┏━━

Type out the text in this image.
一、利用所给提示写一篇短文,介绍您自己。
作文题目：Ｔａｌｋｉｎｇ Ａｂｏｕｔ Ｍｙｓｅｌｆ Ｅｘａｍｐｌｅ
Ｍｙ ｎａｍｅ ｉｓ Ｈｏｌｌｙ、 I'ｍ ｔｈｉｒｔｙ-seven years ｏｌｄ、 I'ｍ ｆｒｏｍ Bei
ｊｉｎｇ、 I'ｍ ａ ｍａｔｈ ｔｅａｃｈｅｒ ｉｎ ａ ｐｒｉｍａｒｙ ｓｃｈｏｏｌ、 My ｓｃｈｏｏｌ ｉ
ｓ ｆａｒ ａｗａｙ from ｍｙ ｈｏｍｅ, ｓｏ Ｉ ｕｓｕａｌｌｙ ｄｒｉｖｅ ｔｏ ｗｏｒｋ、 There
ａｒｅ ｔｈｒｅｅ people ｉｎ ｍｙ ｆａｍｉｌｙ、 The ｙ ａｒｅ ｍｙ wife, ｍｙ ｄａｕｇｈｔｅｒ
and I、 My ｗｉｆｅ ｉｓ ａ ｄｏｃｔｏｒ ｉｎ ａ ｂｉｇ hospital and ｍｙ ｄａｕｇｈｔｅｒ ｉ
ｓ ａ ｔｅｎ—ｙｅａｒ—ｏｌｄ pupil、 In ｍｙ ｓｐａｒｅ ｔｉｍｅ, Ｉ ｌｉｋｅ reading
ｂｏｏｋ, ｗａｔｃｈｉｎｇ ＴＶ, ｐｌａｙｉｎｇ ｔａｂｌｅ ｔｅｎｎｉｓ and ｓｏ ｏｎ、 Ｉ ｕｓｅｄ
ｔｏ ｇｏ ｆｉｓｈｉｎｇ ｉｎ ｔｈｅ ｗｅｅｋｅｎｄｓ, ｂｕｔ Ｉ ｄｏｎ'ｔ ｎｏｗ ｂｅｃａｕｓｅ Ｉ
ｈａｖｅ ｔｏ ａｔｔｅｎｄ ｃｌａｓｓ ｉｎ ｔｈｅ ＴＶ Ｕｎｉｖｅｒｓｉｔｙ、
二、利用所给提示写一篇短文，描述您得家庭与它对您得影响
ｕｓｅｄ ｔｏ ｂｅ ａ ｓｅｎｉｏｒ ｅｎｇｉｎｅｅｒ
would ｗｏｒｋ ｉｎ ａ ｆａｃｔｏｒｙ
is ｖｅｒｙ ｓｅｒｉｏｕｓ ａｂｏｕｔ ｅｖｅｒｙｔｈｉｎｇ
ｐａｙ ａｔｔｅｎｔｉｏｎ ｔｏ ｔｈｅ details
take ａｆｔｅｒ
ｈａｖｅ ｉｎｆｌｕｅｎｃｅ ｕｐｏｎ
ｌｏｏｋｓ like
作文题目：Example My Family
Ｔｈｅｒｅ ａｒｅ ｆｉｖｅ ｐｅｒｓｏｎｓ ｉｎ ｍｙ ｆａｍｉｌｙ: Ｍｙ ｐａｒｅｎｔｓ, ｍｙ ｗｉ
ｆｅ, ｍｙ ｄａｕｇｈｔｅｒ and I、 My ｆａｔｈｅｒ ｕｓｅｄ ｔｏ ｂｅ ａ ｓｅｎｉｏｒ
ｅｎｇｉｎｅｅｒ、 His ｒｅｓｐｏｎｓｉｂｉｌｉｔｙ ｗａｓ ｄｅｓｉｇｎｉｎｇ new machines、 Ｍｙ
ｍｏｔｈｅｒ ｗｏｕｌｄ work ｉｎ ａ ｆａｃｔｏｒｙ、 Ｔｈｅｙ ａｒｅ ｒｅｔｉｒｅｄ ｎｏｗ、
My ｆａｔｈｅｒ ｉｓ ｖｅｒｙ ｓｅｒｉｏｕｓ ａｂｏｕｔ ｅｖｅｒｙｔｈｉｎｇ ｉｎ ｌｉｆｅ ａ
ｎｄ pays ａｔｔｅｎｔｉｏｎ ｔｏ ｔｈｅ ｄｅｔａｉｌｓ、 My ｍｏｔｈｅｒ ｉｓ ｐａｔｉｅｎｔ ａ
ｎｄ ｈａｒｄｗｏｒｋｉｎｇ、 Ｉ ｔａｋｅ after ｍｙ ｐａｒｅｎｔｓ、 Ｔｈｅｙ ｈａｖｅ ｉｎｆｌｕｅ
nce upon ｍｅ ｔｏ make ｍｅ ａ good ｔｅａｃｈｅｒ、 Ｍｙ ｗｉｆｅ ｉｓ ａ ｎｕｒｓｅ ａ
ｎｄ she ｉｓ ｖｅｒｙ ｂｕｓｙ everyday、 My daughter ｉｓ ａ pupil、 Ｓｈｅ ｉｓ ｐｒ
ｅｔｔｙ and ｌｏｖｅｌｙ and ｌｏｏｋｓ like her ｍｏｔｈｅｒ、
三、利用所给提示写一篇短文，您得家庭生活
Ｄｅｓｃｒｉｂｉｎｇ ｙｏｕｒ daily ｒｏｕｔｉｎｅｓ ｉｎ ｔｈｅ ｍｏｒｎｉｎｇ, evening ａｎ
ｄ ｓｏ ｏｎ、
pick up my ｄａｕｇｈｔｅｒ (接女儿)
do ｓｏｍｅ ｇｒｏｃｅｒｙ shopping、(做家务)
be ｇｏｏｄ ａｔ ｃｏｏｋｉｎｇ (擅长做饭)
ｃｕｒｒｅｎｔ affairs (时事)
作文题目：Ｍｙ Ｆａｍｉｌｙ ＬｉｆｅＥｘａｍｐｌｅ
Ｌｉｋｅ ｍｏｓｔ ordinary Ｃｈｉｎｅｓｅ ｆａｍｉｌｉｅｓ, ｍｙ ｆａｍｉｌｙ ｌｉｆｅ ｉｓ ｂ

┗━━

◆ Directions for this task
Reproduce each line verbatim.

◆ Task output
Type out the text in this image.
一、利用所给提示写一篇短文,介绍您自己。
作文题目：Ｔａｌｋｉｎｇ Ａｂｏｕｔ Ｍｙｓｅｌｆ Ｅｘａｍｐｌｅ
Ｍｙ ｎａｍｅ ｉｓ Ｈｏｌｌｙ、 I'ｍ ｔｈｉｒｔｙ-seven years ｏｌｄ、 I'ｍ ｆｒｏｍ Bei
ｊｉｎｇ、 I'ｍ ａ ｍａｔｈ ｔｅａｃｈｅｒ ｉｎ ａ ｐｒｉｍａｒｙ ｓｃｈｏｏｌ、 My ｓｃｈｏｏｌ ｉ
ｓ ｆａｒ ａｗａｙ from ｍｙ ｈｏｍｅ, ｓｏ Ｉ ｕｓｕａｌｌｙ ｄｒｉｖｅ ｔｏ ｗｏｒｋ、 There
ａｒｅ ｔｈｒｅｅ people ｉｎ ｍｙ ｆａｍｉｌｙ、 The ｙ ａｒｅ ｍｙ wife, ｍｙ ｄａｕｇｈｔｅｒ
and I、 My ｗｉｆｅ ｉｓ ａ ｄｏｃｔｏｒ ｉｎ ａ ｂｉｇ hospital and ｍｙ ｄａｕｇｈｔｅｒ ｉ
ｓ ａ ｔｅｎ—ｙｅａｒ—ｏｌｄ pupil、 In ｍｙ ｓｐａｒｅ ｔｉｍｅ, Ｉ ｌｉｋｅ reading
ｂｏｏｋ, ｗａｔｃｈｉｎｇ ＴＶ, ｐｌａｙｉｎｇ ｔａｂｌｅ ｔｅｎｎｉｓ and ｓｏ ｏｎ、 Ｉ ｕｓｅｄ
ｔｏ ｇｏ ｆｉｓｈｉｎｇ ｉｎ ｔｈｅ ｗｅｅｋｅｎｄｓ, ｂｕｔ Ｉ ｄｏｎ'ｔ ｎｏｗ ｂｅｃａｕｓｅ Ｉ
ｈａｖｅ ｔｏ ａｔｔｅｎｄ ｃｌａｓｓ ｉｎ ｔｈｅ ＴＶ Ｕｎｉｖｅｒｓｉｔｙ、
二、利用所给提示写一篇短文，描述您得家庭与它对您得影响
ｕｓｅｄ ｔｏ ｂｅ ａ ｓｅｎｉｏｒ ｅｎｇｉｎｅｅｒ
would ｗｏｒｋ ｉｎ ａ ｆａｃｔｏｒｙ
is ｖｅｒｙ ｓｅｒｉｏｕｓ ａｂｏｕｔ ｅｖｅｒｙｔｈｉｎｇ
ｐａｙ ａｔｔｅｎｔｉｏｎ ｔｏ ｔｈｅ details
take ａｆｔｅｒ
ｈａｖｅ ｉｎｆｌｕｅｎｃｅ ｕｐｏｎ
ｌｏｏｋｓ like
作文题目：Example My Family
Ｔｈｅｒｅ ａｒｅ ｆｉｖｅ ｐｅｒｓｏｎｓ ｉｎ ｍｙ ｆａｍｉｌｙ: Ｍｙ ｐａｒｅｎｔｓ, ｍｙ ｗｉ
ｆｅ, ｍｙ ｄａｕｇｈｔｅｒ and I、 My ｆａｔｈｅｒ ｕｓｅｄ ｔｏ ｂｅ ａ ｓｅｎｉｏｒ
ｅｎｇｉｎｅｅｒ、 His ｒｅｓｐｏｎｓｉｂｉｌｉｔｙ ｗａｓ ｄｅｓｉｇｎｉｎｇ new machines、 Ｍｙ
ｍｏｔｈｅｒ ｗｏｕｌｄ work ｉｎ ａ ｆａｃｔｏｒｙ、 Ｔｈｅｙ ａｒｅ ｒｅｔｉｒｅｄ ｎｏｗ、
My ｆａｔｈｅｒ ｉｓ ｖｅｒｙ ｓｅｒｉｏｕｓ ａｂｏｕｔ ｅｖｅｒｙｔｈｉｎｇ ｉｎ ｌｉｆｅ ａ
ｎｄ pays ａｔｔｅｎｔｉｏｎ ｔｏ ｔｈｅ ｄｅｔａｉｌｓ、 My ｍｏｔｈｅｒ ｉｓ ｐａｔｉｅｎｔ ａ
ｎｄ ｈａｒｄｗｏｒｋｉｎｇ、 Ｉ ｔａｋｅ after ｍｙ ｐａｒｅｎｔｓ、 Ｔｈｅｙ ｈａｖｅ ｉｎｆｌｕｅ
nce upon ｍｅ ｔｏ make ｍｅ ａ good ｔｅａｃｈｅｒ、 Ｍｙ ｗｉｆｅ ｉｓ ａ ｎｕｒｓｅ ａ
ｎｄ she ｉｓ ｖｅｒｙ ｂｕｓｙ everyday、 My daughter ｉｓ ａ pupil、 Ｓｈｅ ｉｓ ｐｒ
ｅｔｔｙ and ｌｏｖｅｌｙ and ｌｏｏｋｓ like her ｍｏｔｈｅｒ、
三、利用所给提示写一篇短文，您得家庭生活
Ｄｅｓｃｒｉｂｉｎｇ ｙｏｕｒ daily ｒｏｕｔｉｎｅｓ ｉｎ ｔｈｅ ｍｏｒｎｉｎｇ, evening ａｎ
ｄ ｓｏ ｏｎ、
pick up my ｄａｕｇｈｔｅｒ (接女儿)
do ｓｏｍｅ ｇｒｏｃｅｒｙ shopping、(做家务)
be ｇｏｏｄ ａｔ ｃｏｏｋｉｎｇ (擅长做饭)
ｃｕｒｒｅｎｔ affairs (时事)
作文题目：Ｍｙ Ｆａｍｉｌｙ ＬｉｆｅＥｘａｍｐｌｅ
Ｌｉｋｅ ｍｏｓｔ ordinary Ｃｈｉｎｅｓｅ ｆａｍｉｌｉｅｓ, ｍｙ ｆａｍｉｌｙ ｌｉｆｅ ｉｓ ｂ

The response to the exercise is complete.